[Start of MATERIALS PROVIDED]

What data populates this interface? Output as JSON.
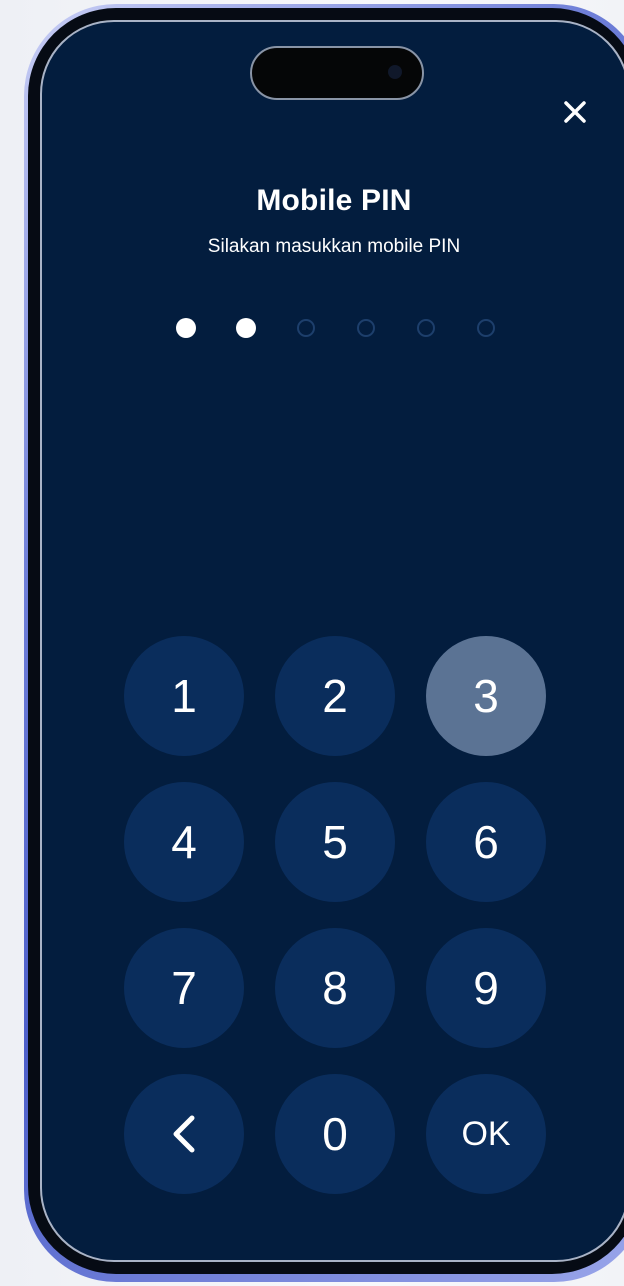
{
  "screen": {
    "title": "Mobile PIN",
    "subtitle": "Silakan masukkan mobile PIN",
    "close_icon": "close-icon"
  },
  "pin": {
    "length": 6,
    "entered": 2
  },
  "keypad": {
    "keys": [
      {
        "label": "1",
        "pressed": false
      },
      {
        "label": "2",
        "pressed": false
      },
      {
        "label": "3",
        "pressed": true
      },
      {
        "label": "4",
        "pressed": false
      },
      {
        "label": "5",
        "pressed": false
      },
      {
        "label": "6",
        "pressed": false
      },
      {
        "label": "7",
        "pressed": false
      },
      {
        "label": "8",
        "pressed": false
      },
      {
        "label": "9",
        "pressed": false
      },
      {
        "label": "",
        "icon": "chevron-left-icon",
        "pressed": false
      },
      {
        "label": "0",
        "pressed": false
      },
      {
        "label": "OK",
        "pressed": false
      }
    ]
  },
  "colors": {
    "screen_background": "#031d3e",
    "key_background": "#0a2d5c",
    "key_pressed": "#5b7394",
    "frame_accent": "#4d5fc9"
  }
}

[End of MATERIALS PROVIDED]

▸ **WHAT THE TASK ASKS**: Your copy of the data should match it exactly, except that pictures are left out.

▸ **RESULT OF THIS EXERCISE**:
What data populates this interface? Output as JSON.
{
  "screen": {
    "title": "Mobile PIN",
    "subtitle": "Silakan masukkan mobile PIN",
    "close_icon": "close-icon"
  },
  "pin": {
    "length": 6,
    "entered": 2
  },
  "keypad": {
    "keys": [
      {
        "label": "1",
        "pressed": false
      },
      {
        "label": "2",
        "pressed": false
      },
      {
        "label": "3",
        "pressed": true
      },
      {
        "label": "4",
        "pressed": false
      },
      {
        "label": "5",
        "pressed": false
      },
      {
        "label": "6",
        "pressed": false
      },
      {
        "label": "7",
        "pressed": false
      },
      {
        "label": "8",
        "pressed": false
      },
      {
        "label": "9",
        "pressed": false
      },
      {
        "label": "",
        "icon": "chevron-left-icon",
        "pressed": false
      },
      {
        "label": "0",
        "pressed": false
      },
      {
        "label": "OK",
        "pressed": false
      }
    ]
  },
  "colors": {
    "screen_background": "#031d3e",
    "key_background": "#0a2d5c",
    "key_pressed": "#5b7394",
    "frame_accent": "#4d5fc9"
  }
}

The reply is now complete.